`cloudwatcher` Python API usage

The purpose of this page is to provide a quick overview of the cloudwatcher Python API. The package consists of two user-facing classes:

MetricWatcher: This class is used to interact with AWS CloudWatch metrics.
LogWatcher: This class is used to interact with AWS CloudWatch logs.

Both of these classes inherit from the CloudWatcher class.

`MetricWatcher`: convenient interface to AWS CloudWatch metrics

MetricWatcher can be used to interact with AWS CloudWatch metrics.

`MetricWatcher` initialization

As described in the Login credentials section, the AWS credentials can be sourced from environment variables: AWS_ACCESS_KEY_ID, AWS_SECRET_ACCESS_KEY, AWS_SESSION_TOKEN. Alternatively, you can pass the values as arguments to the MetricWatcher constructor.

from cloudwatcher.metricwatcher import MetricWatcher
from cloudwatcher.preset import Dimension
from dotenv import load_dotenv
import os

load_dotenv()

instance_id = os.environ.get("INSTANCE_ID")
mw = MetricWatcher(
    namespace="NepheleNamespaceEC2",
    metric_name="mem_used",
    metric_id="mem_used",
    metric_unit="Bytes",
    dimensions_list=[Dimension(Name="InstanceId", Value=instance_id)],
)

**TASK GOAL**
From the cloudwatcher Python API page, repeat the passage from "MetricWatcher can be" up to and including "the MetricWatcher constructor.". The items that come after this text have no connection to it.

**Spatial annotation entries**

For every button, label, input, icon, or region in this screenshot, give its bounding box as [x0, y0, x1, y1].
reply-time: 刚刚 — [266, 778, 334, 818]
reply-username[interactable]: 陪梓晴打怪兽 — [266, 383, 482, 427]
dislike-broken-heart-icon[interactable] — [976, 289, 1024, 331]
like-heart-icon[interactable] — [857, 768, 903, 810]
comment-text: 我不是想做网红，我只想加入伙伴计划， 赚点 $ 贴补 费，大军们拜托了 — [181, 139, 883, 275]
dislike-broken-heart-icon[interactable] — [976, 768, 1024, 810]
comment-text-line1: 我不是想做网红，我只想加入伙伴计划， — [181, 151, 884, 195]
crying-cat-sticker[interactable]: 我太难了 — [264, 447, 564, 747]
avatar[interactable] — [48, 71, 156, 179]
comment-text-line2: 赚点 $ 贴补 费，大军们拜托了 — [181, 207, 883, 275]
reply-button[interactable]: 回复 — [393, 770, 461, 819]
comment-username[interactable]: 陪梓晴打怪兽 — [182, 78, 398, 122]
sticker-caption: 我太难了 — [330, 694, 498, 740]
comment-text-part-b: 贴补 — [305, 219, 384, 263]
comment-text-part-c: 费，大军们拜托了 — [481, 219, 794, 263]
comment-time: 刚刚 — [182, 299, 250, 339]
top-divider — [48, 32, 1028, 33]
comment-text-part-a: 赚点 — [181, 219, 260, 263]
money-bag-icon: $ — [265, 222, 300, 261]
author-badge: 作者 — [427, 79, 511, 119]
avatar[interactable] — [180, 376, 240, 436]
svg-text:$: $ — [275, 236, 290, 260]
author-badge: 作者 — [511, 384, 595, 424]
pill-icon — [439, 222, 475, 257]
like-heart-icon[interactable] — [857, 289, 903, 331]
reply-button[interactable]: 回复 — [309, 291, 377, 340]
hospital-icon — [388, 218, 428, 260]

**ANSWER IN FULL**
MetricWatcher can be used to interact with AWS CloudWatch metrics.

`MetricWatcher` initialization

As described in the Login credentials section, the AWS credentials can be sourced from environment variables: AWS_ACCESS_KEY_ID, AWS_SECRET_ACCESS_KEY, AWS_SESSION_TOKEN. Alternatively, you can pass the values as arguments to the MetricWatcher constructor.